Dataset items
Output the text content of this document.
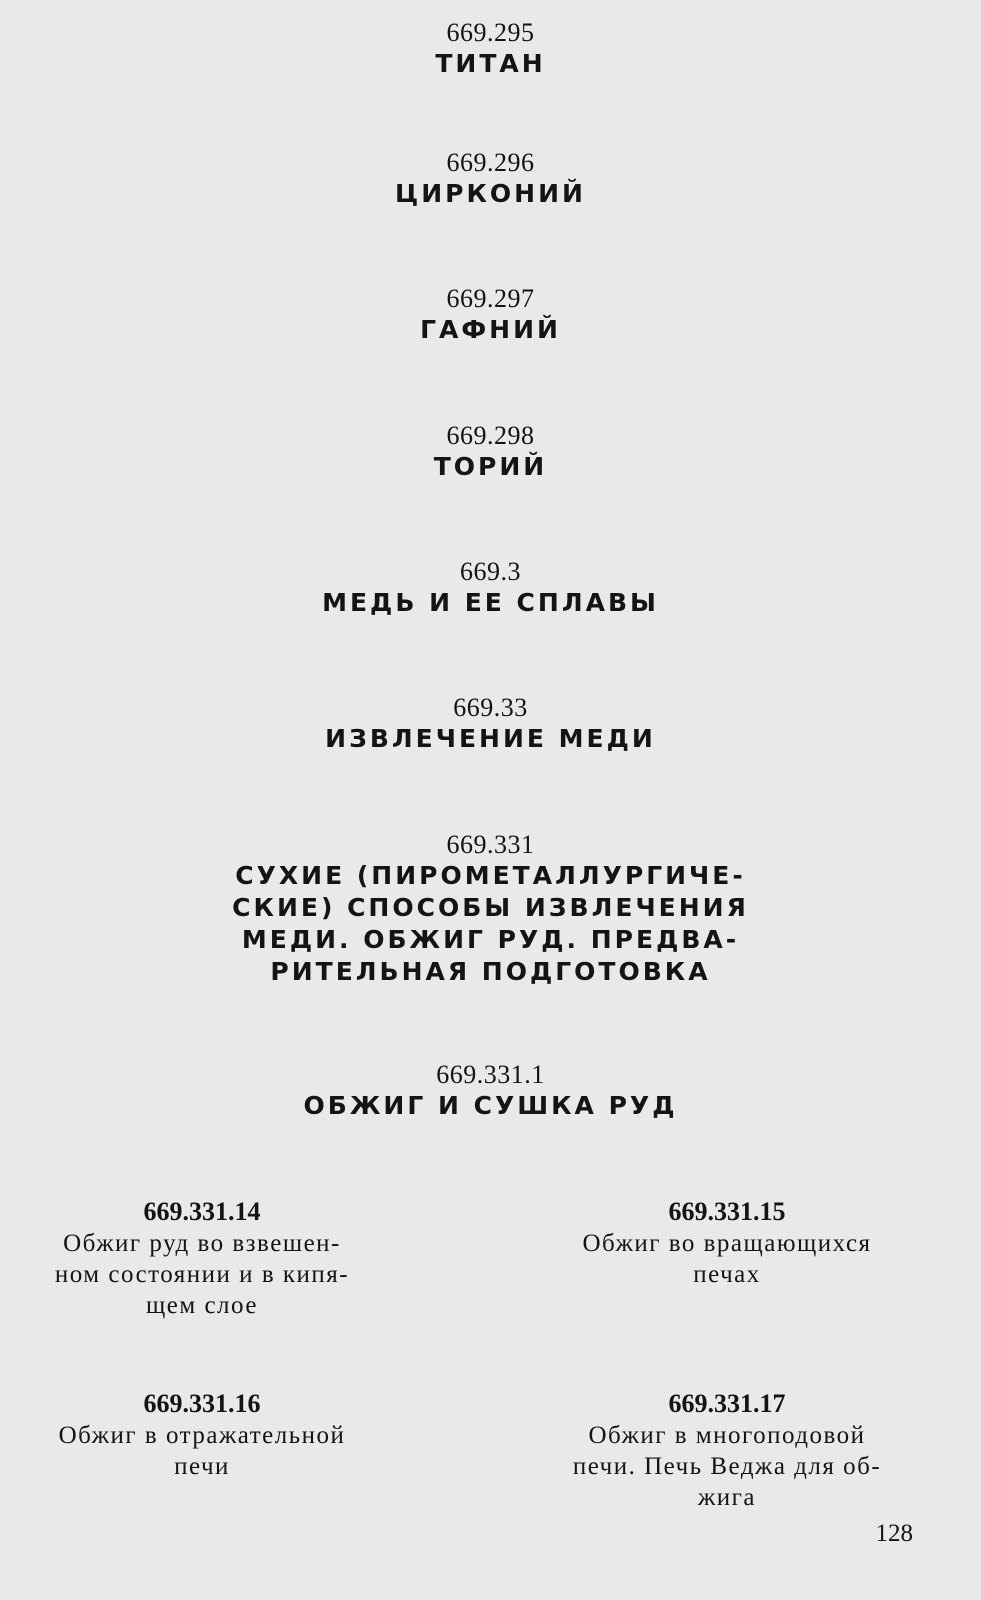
669.295
ТИТАН
669.296
ЦИРКОНИЙ
669.297
ГАФНИЙ
669.298
ТОРИЙ
669.3
МЕДЬ И ЕЕ СПЛАВЫ
669.33
ИЗВЛЕЧЕНИЕ МЕДИ
669.331
СУХИЕ (ПИРОМЕТАЛЛУРГИЧЕ-
СКИЕ) СПОСОБЫ ИЗВЛЕЧЕНИЯ
МЕДИ. ОБЖИГ РУД. ПРЕДВА-
РИТЕЛЬНАЯ ПОДГОТОВКА
669.331.1
ОБЖИГ И СУШКА РУД
669.331.14
Обжиг руд во взвешен-
ном состоянии и в кипя-
щем слое
669.331.15
Обжиг во вращающихся
печах
669.331.16
Обжиг в отражательной
печи
669.331.17
Обжиг в многоподовой
печи. Печь Веджа для об-
жига
128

### What is asked
Repeat the listing in full and exactly. Leave any pictures out.

### Written response
Output the text content of this document.
669.295
ТИТАН
669.296
ЦИРКОНИЙ
669.297
ГАФНИЙ
669.298
ТОРИЙ
669.3
МЕДЬ И ЕЕ СПЛАВЫ
669.33
ИЗВЛЕЧЕНИЕ МЕДИ
669.331
СУХИЕ (ПИРОМЕТАЛЛУРГИЧЕ-
СКИЕ) СПОСОБЫ ИЗВЛЕЧЕНИЯ
МЕДИ. ОБЖИГ РУД. ПРЕДВА-
РИТЕЛЬНАЯ ПОДГОТОВКА
669.331.1
ОБЖИГ И СУШКА РУД
669.331.14
Обжиг руд во взвешен-
ном состоянии и в кипя-
щем слое
669.331.15
Обжиг во вращающихся
печах
669.331.16
Обжиг в отражательной
печи
669.331.17
Обжиг в многоподовой
печи. Печь Веджа для об-
жига
128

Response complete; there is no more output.